● **Given data**
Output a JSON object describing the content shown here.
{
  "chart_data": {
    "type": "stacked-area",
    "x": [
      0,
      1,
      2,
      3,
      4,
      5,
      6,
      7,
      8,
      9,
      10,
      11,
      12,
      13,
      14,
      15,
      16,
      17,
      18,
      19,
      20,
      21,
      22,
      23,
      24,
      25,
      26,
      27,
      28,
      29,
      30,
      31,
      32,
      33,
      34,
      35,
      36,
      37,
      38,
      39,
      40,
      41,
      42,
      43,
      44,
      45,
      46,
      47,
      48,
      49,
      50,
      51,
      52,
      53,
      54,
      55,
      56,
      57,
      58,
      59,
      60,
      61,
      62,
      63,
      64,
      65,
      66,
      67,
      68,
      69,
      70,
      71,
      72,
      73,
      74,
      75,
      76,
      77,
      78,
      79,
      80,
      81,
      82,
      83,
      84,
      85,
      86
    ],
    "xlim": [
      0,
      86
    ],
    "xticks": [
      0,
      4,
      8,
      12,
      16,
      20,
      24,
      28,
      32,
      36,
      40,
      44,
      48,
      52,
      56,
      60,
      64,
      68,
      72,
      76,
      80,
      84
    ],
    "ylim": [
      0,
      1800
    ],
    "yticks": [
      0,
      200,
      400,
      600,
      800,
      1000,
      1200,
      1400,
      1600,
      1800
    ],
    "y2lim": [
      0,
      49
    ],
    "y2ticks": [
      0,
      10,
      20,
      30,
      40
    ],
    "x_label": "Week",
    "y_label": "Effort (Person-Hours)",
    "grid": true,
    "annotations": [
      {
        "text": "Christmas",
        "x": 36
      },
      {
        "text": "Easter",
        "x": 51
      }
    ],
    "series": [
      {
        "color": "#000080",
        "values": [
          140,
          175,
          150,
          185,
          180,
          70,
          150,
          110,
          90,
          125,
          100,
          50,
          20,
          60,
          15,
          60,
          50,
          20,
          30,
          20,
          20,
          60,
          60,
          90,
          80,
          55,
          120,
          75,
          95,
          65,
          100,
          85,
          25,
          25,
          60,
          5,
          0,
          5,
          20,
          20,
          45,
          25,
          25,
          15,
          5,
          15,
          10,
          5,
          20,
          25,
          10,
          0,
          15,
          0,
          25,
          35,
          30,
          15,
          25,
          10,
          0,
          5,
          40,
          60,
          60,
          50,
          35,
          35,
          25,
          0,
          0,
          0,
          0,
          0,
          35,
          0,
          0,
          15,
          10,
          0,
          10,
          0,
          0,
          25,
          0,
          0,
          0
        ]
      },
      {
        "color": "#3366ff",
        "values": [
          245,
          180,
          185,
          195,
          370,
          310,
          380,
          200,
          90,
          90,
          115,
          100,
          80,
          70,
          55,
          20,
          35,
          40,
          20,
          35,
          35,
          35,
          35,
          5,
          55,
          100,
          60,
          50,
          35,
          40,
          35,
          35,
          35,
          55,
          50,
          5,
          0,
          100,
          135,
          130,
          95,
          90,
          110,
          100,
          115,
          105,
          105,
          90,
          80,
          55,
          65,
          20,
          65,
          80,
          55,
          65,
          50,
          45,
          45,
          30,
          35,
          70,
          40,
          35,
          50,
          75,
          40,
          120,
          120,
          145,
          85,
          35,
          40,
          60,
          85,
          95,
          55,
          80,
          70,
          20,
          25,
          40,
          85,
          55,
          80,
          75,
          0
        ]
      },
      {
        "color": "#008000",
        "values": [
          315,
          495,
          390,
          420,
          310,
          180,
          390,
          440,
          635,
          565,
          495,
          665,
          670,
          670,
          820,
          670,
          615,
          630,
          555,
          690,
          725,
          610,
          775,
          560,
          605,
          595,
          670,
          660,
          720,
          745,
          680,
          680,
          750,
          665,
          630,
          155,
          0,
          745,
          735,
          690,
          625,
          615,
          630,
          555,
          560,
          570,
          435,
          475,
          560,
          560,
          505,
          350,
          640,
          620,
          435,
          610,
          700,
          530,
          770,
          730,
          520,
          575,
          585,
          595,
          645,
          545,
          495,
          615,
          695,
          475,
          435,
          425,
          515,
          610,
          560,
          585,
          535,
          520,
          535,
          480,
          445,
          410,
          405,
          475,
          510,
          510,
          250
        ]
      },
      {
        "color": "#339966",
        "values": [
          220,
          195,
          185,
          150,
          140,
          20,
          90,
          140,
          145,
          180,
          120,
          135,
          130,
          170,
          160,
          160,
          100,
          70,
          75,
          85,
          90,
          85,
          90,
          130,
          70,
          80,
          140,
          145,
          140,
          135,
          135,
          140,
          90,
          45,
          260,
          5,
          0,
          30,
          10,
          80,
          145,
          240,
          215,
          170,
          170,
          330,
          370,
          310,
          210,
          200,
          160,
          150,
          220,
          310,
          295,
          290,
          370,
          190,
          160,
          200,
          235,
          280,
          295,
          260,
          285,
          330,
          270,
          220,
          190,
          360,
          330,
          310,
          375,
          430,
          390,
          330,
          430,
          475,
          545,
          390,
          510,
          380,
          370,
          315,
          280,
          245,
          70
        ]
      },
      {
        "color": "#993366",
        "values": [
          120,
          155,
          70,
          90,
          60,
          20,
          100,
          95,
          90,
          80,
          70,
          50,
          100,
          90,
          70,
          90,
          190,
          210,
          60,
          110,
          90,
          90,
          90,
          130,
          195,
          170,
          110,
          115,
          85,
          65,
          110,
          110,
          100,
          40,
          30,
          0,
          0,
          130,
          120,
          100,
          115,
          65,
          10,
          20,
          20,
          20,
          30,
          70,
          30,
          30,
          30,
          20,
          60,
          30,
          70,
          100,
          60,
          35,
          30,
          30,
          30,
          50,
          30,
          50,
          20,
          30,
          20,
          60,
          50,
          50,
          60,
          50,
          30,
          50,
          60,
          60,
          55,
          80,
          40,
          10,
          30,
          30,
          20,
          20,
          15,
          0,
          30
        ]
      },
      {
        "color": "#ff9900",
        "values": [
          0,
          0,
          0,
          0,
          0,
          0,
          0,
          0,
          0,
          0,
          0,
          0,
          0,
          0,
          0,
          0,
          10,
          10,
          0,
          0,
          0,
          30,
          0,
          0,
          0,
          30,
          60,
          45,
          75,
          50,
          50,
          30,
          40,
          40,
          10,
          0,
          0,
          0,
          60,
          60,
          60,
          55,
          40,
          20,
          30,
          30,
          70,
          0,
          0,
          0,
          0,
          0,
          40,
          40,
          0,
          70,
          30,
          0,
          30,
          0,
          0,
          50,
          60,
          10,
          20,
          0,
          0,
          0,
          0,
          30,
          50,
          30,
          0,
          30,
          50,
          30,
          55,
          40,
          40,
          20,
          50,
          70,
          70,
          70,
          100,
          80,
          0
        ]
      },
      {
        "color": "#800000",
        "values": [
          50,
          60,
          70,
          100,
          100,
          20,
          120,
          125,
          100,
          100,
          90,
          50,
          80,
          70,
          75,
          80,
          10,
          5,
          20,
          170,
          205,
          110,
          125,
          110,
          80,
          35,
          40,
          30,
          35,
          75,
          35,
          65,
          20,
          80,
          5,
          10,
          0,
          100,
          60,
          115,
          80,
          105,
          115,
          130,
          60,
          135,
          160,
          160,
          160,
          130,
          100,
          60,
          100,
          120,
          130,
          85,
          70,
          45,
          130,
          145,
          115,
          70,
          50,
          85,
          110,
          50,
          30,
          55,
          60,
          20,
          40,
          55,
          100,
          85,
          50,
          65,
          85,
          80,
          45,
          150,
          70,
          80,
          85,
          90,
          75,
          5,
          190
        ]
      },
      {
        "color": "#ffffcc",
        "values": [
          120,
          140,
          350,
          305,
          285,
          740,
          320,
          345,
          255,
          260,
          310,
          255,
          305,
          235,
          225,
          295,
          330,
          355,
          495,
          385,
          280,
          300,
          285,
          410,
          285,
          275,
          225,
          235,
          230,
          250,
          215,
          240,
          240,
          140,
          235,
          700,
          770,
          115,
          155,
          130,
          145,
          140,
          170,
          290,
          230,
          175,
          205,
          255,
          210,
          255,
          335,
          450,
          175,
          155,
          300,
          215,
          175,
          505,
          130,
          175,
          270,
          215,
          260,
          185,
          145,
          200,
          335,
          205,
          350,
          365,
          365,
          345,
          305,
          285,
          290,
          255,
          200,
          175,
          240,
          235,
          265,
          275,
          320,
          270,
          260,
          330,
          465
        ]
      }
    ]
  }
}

● **Instructions for the task**
Filter the listing above for the string "color" and copy every matching line.

● **Correct output**
        "color": "#000080",
        "color": "#3366ff",
        "color": "#008000",
        "color": "#339966",
        "color": "#993366",
        "color": "#ff9900",
        "color": "#800000",
        "color": "#ffffcc",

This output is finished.